■ GIVEN PROBLEM ■
Reproduce every line of the items below word for word, but omit the pictures.

■ ENTRIES SUPPLIED ■
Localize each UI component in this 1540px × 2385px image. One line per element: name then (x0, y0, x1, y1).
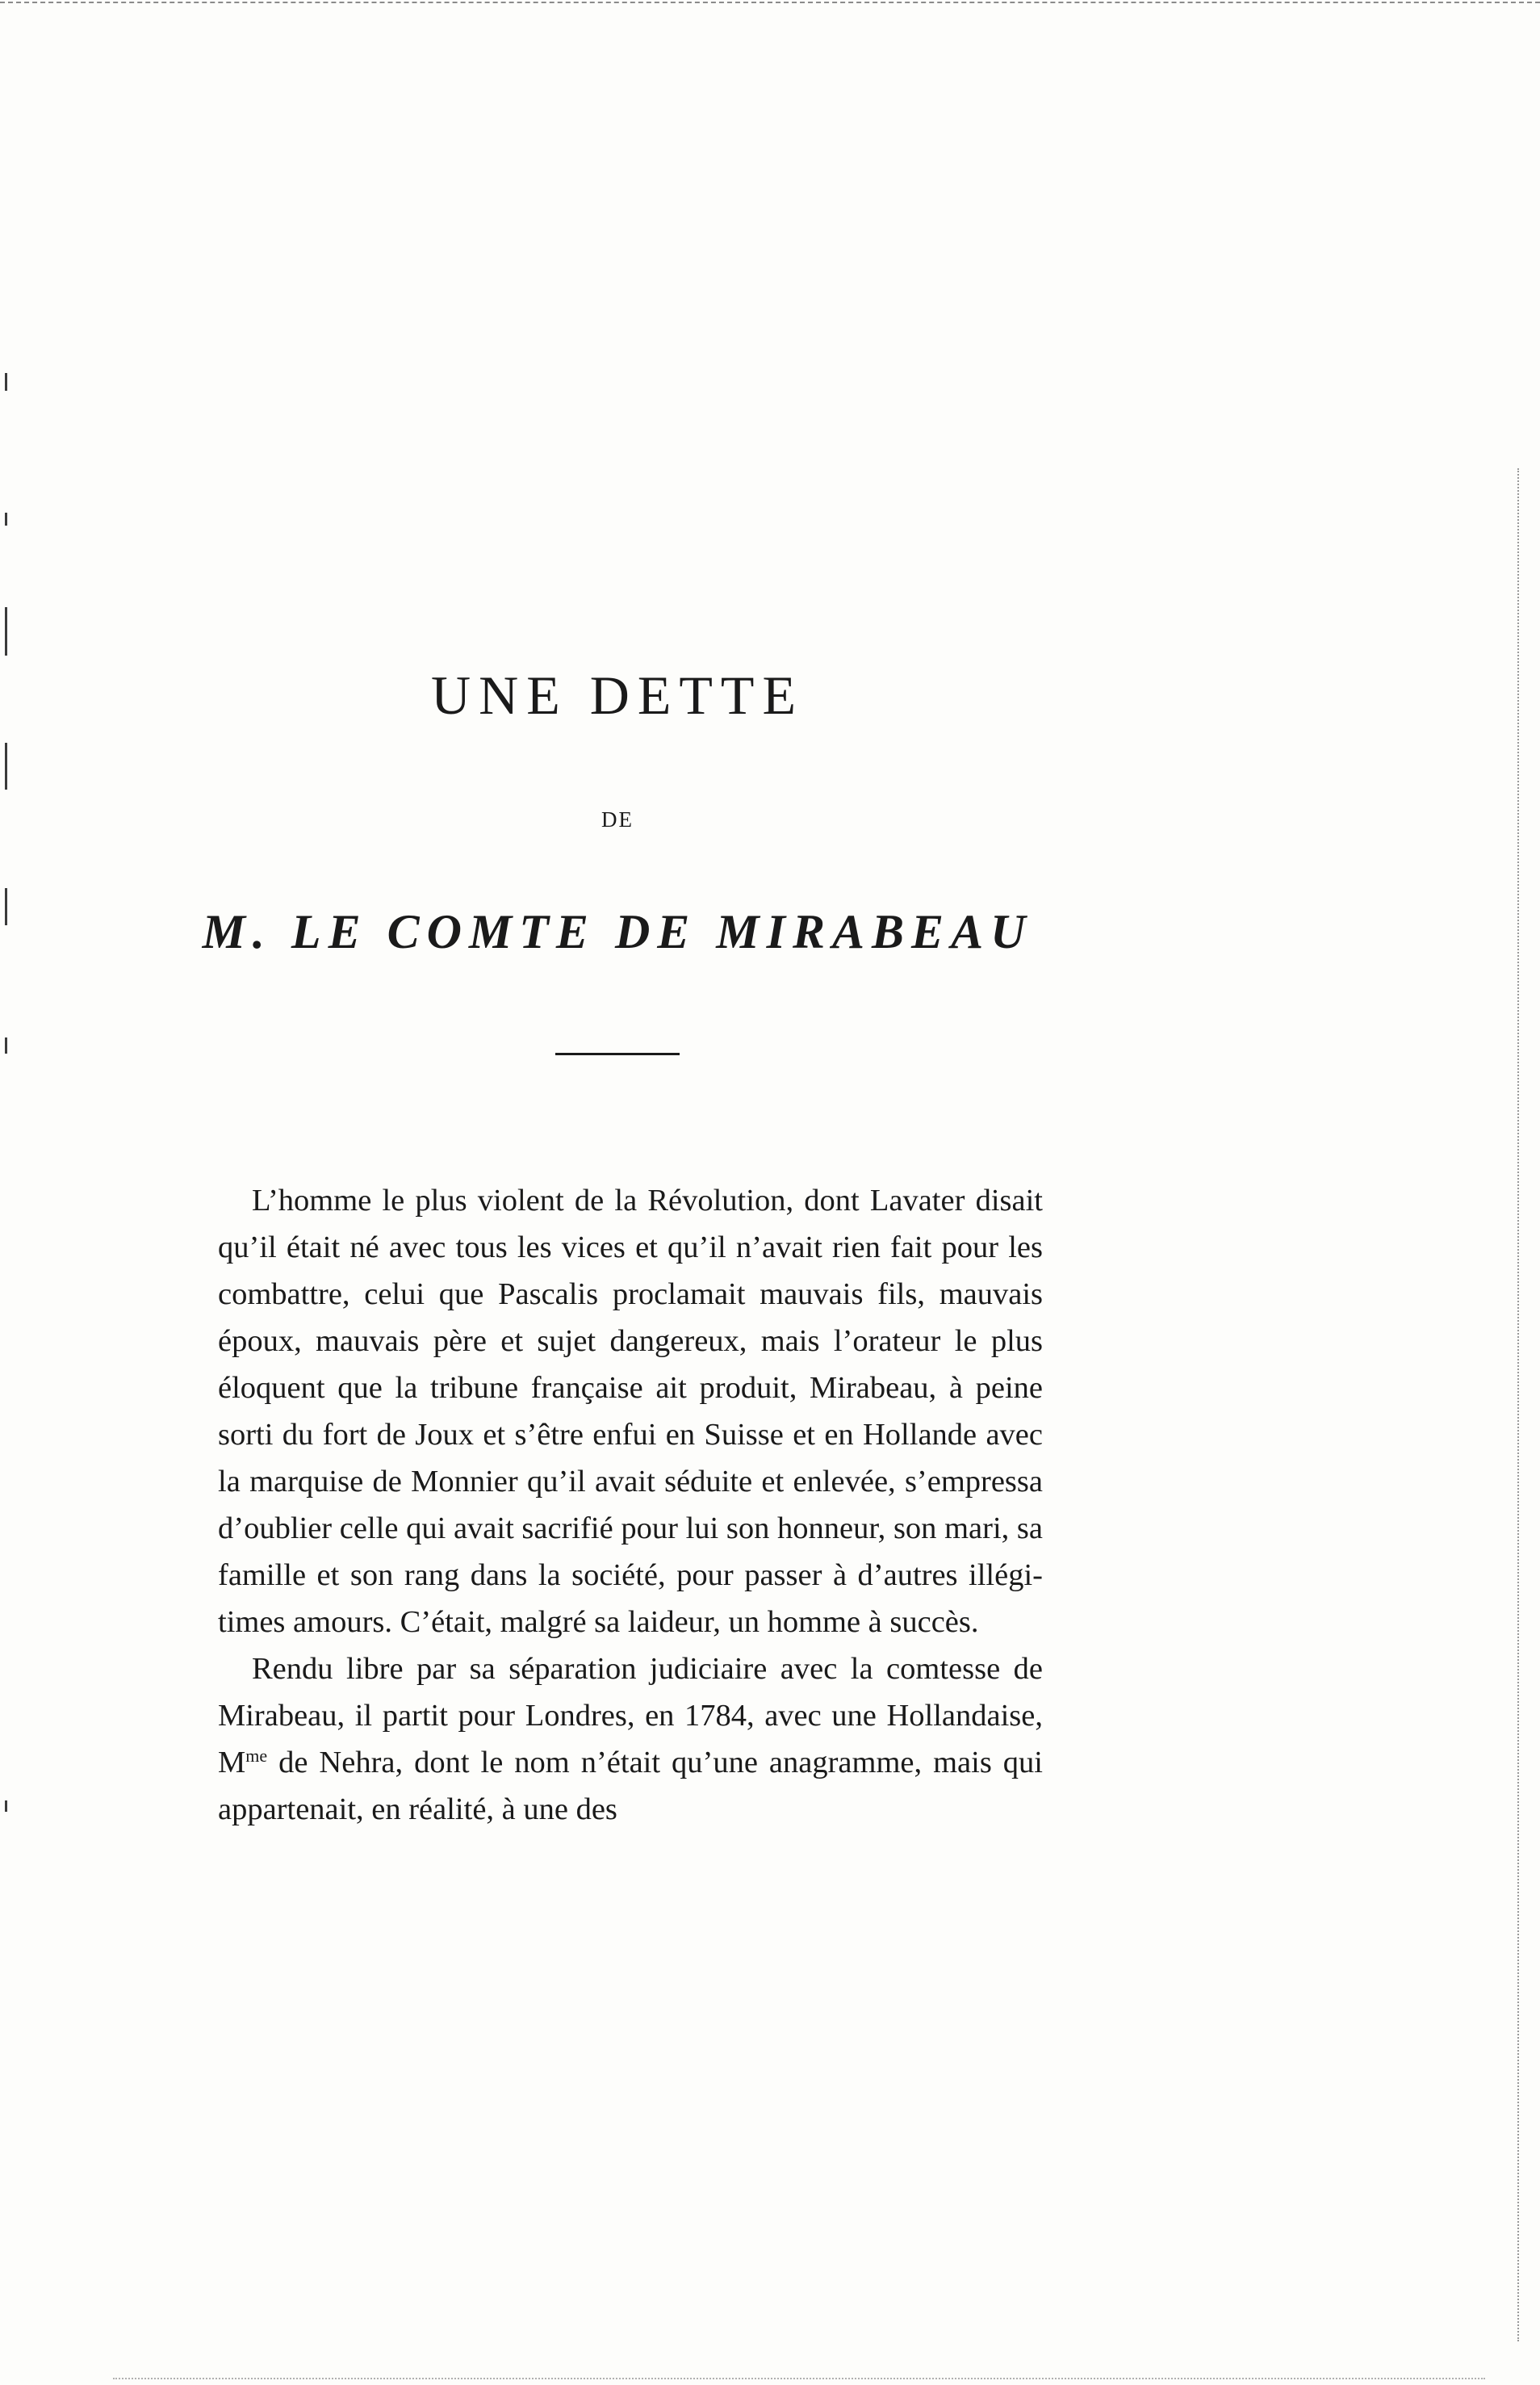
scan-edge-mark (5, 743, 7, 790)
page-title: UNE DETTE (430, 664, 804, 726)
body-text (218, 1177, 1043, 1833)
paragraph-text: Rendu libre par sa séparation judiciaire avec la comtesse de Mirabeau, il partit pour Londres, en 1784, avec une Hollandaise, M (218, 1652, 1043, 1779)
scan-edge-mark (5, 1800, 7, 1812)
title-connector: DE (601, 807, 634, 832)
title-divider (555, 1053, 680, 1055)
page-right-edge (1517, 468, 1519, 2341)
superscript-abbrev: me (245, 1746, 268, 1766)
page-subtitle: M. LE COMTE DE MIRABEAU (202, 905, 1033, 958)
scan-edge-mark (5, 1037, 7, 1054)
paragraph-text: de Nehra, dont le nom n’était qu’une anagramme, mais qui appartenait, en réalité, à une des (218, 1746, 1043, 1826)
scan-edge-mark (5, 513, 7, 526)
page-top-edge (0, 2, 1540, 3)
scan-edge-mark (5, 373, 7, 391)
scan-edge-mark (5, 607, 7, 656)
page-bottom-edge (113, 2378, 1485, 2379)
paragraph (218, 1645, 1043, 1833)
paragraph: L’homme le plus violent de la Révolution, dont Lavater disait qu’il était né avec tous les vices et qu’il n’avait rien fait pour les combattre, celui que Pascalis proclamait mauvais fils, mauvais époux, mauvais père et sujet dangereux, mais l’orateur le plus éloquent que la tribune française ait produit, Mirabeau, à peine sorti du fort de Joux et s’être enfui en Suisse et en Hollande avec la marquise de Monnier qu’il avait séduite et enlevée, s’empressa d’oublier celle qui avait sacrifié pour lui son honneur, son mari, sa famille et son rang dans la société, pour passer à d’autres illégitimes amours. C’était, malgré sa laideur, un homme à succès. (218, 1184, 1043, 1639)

■ SOLUTION TO THIS EXERCISE ■
Localize each UI component in this 1540px × 2385px image. One line per element: name then (x0, y0, x1, y1).
scan-edge-mark (5, 743, 7, 790)
page-title: UNE DETTE (430, 664, 804, 726)
body-text (218, 1177, 1043, 1833)
paragraph-text: Rendu libre par sa séparation judiciaire avec la comtesse de Mirabeau, il partit pour Londres, en 1784, avec une Hollandaise, M (218, 1652, 1043, 1779)
scan-edge-mark (5, 1800, 7, 1812)
title-connector: DE (601, 807, 634, 832)
title-divider (555, 1053, 680, 1055)
page-right-edge (1517, 468, 1519, 2341)
superscript-abbrev: me (245, 1746, 268, 1766)
page-subtitle: M. LE COMTE DE MIRABEAU (202, 905, 1033, 958)
scan-edge-mark (5, 1037, 7, 1054)
paragraph-text: de Nehra, dont le nom n’était qu’une anagramme, mais qui appartenait, en réalité, à une des (218, 1746, 1043, 1826)
scan-edge-mark (5, 513, 7, 526)
page-top-edge (0, 2, 1540, 3)
scan-edge-mark (5, 373, 7, 391)
scan-edge-mark (5, 607, 7, 656)
page-bottom-edge (113, 2378, 1485, 2379)
paragraph (218, 1645, 1043, 1833)
paragraph: L’homme le plus violent de la Révolution, dont Lavater disait qu’il était né avec tous les vices et qu’il n’avait rien fait pour les combattre, celui que Pascalis proclamait mauvais fils, mauvais époux, mauvais père et sujet dangereux, mais l’orateur le plus éloquent que la tribune française ait produit, Mirabeau, à peine sorti du fort de Joux et s’être enfui en Suisse et en Hollande avec la marquise de Monnier qu’il avait séduite et enlevée, s’empressa d’oublier celle qui avait sacrifié pour lui son honneur, son mari, sa famille et son rang dans la société, pour passer à d’autres illégitimes amours. C’était, malgré sa laideur, un homme à succès. (218, 1184, 1043, 1639)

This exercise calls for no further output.